Description of the task: Return every line of the items below that contains the string "demo", treating case as significant.

Source material:
● ● ● ●

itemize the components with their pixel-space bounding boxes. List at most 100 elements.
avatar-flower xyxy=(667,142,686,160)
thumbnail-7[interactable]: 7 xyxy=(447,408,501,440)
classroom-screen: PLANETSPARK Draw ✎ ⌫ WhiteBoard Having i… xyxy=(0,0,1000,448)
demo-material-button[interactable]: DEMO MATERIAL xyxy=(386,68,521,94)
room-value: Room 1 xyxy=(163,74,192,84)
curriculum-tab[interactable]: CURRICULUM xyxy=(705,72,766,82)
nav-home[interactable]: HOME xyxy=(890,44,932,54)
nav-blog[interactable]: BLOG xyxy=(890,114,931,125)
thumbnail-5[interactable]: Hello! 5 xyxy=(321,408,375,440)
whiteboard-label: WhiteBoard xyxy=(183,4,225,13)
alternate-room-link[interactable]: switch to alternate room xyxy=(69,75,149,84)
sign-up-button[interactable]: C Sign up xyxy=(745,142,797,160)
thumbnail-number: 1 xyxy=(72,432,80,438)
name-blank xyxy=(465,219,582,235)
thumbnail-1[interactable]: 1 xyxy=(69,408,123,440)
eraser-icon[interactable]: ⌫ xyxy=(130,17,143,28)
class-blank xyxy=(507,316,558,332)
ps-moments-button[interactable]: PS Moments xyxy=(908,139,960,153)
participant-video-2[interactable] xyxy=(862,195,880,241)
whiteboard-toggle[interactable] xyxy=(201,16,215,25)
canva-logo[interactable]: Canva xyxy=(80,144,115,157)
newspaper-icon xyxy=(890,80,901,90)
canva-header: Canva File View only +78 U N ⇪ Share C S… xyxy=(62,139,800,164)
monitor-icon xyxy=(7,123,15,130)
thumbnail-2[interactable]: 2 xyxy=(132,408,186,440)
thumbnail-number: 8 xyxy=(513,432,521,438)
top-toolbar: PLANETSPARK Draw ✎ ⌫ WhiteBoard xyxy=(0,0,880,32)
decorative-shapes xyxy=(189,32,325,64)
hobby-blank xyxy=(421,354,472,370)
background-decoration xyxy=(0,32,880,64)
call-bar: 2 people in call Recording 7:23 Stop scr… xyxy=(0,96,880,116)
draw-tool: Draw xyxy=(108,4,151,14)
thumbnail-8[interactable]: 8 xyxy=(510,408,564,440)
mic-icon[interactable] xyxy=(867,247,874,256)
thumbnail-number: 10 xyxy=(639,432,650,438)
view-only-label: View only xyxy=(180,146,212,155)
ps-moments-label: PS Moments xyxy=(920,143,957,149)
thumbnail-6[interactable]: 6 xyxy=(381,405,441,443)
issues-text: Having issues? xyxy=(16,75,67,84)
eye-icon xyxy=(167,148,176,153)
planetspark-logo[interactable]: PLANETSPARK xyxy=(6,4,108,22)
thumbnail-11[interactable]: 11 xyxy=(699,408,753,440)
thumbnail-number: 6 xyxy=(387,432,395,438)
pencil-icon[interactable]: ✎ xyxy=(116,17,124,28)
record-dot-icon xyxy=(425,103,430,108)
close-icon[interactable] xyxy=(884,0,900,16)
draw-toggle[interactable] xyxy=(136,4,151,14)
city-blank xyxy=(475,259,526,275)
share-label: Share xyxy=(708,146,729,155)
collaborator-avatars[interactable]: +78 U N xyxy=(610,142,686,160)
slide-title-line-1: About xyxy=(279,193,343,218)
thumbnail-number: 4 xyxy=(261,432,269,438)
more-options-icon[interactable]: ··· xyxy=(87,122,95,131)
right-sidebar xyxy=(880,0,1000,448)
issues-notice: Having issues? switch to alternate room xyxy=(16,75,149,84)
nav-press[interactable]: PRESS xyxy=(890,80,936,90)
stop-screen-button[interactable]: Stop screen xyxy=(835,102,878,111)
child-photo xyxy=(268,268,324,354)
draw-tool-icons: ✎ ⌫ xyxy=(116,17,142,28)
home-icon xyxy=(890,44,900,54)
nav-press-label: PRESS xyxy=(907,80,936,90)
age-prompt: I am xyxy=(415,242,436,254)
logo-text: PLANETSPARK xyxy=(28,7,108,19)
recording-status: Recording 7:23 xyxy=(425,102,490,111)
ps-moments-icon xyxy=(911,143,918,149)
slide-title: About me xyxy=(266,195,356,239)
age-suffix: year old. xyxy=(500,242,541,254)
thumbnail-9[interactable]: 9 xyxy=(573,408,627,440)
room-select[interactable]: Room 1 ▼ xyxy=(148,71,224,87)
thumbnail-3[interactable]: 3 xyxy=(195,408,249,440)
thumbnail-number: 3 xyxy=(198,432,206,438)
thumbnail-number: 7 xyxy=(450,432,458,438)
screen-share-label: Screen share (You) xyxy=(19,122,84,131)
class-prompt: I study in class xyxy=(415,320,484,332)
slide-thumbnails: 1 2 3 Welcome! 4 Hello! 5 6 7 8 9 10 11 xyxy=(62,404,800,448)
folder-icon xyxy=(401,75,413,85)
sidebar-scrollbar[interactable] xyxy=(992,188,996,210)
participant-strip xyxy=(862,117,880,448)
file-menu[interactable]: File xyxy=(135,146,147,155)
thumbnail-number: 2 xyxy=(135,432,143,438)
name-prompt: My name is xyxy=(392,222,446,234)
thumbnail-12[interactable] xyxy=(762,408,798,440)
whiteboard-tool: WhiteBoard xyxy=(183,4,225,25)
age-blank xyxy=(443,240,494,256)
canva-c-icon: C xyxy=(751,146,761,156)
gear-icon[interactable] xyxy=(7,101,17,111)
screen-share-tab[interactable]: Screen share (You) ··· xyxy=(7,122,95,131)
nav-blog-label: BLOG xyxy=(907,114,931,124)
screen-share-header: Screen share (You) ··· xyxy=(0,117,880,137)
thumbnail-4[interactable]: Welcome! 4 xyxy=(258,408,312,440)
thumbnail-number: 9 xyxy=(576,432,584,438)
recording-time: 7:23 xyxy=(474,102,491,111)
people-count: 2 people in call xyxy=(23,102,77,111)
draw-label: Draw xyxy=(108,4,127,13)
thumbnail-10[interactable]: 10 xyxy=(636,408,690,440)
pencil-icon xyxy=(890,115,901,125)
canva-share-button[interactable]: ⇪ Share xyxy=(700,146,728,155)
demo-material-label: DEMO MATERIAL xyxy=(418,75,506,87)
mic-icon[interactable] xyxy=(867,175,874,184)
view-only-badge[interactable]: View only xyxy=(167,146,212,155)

● ● ● ●

Output for this task:
demo-material-button[interactable]: DEMO MATERIAL xyxy=(386,68,521,94)
demo-material-label: DEMO MATERIAL xyxy=(418,75,506,87)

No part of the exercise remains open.